====== Data for analysis

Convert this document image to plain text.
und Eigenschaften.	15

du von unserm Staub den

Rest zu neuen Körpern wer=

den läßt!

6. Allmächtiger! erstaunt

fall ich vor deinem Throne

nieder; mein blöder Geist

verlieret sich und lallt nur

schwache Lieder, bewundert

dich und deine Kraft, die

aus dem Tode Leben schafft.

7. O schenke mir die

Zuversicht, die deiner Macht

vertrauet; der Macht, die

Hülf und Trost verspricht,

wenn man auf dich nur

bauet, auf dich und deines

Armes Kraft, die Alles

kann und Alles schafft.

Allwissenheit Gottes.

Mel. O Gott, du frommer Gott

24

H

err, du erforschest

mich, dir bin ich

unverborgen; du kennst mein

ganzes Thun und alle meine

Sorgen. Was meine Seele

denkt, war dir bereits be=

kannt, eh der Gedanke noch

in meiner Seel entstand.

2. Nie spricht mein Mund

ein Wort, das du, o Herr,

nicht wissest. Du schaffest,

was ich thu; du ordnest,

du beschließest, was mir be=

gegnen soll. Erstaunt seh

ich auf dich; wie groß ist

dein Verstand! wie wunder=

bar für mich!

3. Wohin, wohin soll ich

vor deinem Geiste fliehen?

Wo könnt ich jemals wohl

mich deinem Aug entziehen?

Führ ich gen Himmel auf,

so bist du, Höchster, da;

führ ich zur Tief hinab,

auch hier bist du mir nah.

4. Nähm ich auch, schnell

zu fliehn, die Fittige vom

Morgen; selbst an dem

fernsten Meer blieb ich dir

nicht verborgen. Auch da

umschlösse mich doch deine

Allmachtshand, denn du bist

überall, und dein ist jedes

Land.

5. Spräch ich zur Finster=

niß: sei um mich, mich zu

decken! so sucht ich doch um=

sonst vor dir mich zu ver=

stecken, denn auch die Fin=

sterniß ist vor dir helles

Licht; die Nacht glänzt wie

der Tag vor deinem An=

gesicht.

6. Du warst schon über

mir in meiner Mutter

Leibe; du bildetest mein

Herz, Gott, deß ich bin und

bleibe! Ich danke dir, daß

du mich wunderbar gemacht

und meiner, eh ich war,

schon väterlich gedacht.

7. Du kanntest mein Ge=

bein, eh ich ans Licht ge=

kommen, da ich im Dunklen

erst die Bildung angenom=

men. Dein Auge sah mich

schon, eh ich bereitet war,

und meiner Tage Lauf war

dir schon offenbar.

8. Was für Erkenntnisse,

============

* _Required action_: All of the entries above should be output exactly as they are.

* _Response to the exercise_:
Convert this document image to plain text.
und Eigenschaften.	15

du von unserm Staub den

Rest zu neuen Körpern wer=

den läßt!

6. Allmächtiger! erstaunt

fall ich vor deinem Throne

nieder; mein blöder Geist

verlieret sich und lallt nur

schwache Lieder, bewundert

dich und deine Kraft, die

aus dem Tode Leben schafft.

7. O schenke mir die

Zuversicht, die deiner Macht

vertrauet; der Macht, die

Hülf und Trost verspricht,

wenn man auf dich nur

bauet, auf dich und deines

Armes Kraft, die Alles

kann und Alles schafft.

Allwissenheit Gottes.

Mel. O Gott, du frommer Gott

24

H

err, du erforschest

mich, dir bin ich

unverborgen; du kennst mein

ganzes Thun und alle meine

Sorgen. Was meine Seele

denkt, war dir bereits be=

kannt, eh der Gedanke noch

in meiner Seel entstand.

2. Nie spricht mein Mund

ein Wort, das du, o Herr,

nicht wissest. Du schaffest,

was ich thu; du ordnest,

du beschließest, was mir be=

gegnen soll. Erstaunt seh

ich auf dich; wie groß ist

dein Verstand! wie wunder=

bar für mich!

3. Wohin, wohin soll ich

vor deinem Geiste fliehen?

Wo könnt ich jemals wohl

mich deinem Aug entziehen?

Führ ich gen Himmel auf,

so bist du, Höchster, da;

führ ich zur Tief hinab,

auch hier bist du mir nah.

4. Nähm ich auch, schnell

zu fliehn, die Fittige vom

Morgen; selbst an dem

fernsten Meer blieb ich dir

nicht verborgen. Auch da

umschlösse mich doch deine

Allmachtshand, denn du bist

überall, und dein ist jedes

Land.

5. Spräch ich zur Finster=

niß: sei um mich, mich zu

decken! so sucht ich doch um=

sonst vor dir mich zu ver=

stecken, denn auch die Fin=

sterniß ist vor dir helles

Licht; die Nacht glänzt wie

der Tag vor deinem An=

gesicht.

6. Du warst schon über

mir in meiner Mutter

Leibe; du bildetest mein

Herz, Gott, deß ich bin und

bleibe! Ich danke dir, daß

du mich wunderbar gemacht

und meiner, eh ich war,

schon väterlich gedacht.

7. Du kanntest mein Ge=

bein, eh ich ans Licht ge=

kommen, da ich im Dunklen

erst die Bildung angenom=

men. Dein Auge sah mich

schon, eh ich bereitet war,

und meiner Tage Lauf war

dir schon offenbar.

8. Was für Erkenntnisse,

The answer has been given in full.